GIVEN TASK:
In the entries below, how many lines contain the string "axis"? Case counts. Reply with the number only.
________________________________________
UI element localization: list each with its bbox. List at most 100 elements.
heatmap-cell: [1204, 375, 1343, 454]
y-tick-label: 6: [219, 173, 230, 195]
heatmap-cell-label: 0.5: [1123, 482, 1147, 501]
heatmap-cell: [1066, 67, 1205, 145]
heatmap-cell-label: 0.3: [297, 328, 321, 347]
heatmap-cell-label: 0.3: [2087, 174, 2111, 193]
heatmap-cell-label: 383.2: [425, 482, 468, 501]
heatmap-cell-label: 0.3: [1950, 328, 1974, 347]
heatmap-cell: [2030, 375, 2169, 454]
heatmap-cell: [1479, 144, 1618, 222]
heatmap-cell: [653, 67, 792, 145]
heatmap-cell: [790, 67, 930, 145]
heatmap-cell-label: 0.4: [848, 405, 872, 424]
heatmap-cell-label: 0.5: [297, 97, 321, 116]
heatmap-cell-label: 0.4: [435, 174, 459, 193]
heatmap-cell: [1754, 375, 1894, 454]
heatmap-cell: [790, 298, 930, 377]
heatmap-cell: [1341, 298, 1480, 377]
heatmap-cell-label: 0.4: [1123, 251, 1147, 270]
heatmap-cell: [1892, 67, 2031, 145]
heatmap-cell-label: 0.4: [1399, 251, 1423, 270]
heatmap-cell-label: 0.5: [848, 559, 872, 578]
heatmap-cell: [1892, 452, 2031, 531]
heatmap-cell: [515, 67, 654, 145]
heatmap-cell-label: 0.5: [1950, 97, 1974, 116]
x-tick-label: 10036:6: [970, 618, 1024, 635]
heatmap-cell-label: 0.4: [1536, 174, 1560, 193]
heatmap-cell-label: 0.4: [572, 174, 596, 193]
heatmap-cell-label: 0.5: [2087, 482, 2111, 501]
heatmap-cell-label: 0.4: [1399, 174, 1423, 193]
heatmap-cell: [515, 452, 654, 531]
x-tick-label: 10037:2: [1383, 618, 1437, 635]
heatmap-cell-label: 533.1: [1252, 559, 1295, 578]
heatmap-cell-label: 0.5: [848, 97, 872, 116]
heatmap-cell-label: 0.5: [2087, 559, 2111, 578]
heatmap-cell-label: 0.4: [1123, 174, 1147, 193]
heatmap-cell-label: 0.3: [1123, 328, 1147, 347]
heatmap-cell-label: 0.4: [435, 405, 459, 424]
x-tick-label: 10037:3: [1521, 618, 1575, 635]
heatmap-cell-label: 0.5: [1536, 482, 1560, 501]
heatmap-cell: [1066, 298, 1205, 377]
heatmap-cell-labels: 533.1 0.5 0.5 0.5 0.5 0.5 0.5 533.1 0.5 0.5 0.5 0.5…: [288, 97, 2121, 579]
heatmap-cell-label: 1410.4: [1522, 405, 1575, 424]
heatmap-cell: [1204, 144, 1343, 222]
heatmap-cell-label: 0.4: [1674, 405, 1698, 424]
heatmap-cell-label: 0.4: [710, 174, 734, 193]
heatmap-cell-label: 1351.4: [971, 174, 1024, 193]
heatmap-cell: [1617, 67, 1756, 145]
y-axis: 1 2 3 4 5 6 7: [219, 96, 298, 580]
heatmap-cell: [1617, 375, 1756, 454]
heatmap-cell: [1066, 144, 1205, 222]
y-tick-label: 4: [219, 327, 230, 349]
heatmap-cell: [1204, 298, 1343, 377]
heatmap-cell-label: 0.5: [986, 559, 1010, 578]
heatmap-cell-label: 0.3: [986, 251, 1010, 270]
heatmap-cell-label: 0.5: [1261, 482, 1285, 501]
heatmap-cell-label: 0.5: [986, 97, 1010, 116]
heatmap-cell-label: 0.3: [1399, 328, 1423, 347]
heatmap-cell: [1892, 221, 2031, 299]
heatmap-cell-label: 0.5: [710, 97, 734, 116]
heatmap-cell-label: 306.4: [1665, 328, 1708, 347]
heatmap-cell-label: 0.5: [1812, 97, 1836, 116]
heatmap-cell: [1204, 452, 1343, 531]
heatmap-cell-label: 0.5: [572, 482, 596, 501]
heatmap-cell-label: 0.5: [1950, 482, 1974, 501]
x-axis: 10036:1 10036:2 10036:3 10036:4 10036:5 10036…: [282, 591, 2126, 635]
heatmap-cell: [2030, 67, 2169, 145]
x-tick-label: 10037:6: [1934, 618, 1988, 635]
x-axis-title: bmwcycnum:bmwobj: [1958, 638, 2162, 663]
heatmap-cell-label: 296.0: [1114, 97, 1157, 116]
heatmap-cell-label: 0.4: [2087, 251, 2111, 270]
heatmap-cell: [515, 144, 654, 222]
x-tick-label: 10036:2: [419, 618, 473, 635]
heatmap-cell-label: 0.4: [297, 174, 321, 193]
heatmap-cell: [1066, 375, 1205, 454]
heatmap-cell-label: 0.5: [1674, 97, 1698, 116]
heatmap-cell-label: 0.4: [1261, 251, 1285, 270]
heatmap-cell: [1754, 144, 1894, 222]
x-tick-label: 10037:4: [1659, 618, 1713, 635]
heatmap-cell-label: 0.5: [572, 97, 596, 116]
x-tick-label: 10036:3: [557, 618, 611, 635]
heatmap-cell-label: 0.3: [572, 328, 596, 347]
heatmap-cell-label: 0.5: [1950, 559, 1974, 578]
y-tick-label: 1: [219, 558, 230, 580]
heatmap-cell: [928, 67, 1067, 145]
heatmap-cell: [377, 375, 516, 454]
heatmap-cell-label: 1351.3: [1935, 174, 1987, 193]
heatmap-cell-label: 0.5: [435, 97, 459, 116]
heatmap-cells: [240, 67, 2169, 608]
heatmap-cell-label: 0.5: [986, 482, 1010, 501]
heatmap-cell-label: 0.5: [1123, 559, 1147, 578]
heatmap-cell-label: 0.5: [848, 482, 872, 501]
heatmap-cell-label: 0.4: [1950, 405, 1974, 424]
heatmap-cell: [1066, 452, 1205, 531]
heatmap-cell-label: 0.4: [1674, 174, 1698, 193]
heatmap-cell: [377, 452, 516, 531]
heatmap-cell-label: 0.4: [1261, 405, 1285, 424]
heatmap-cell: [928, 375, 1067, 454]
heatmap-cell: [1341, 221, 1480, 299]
________________________________________
TASK OUTPUT:
3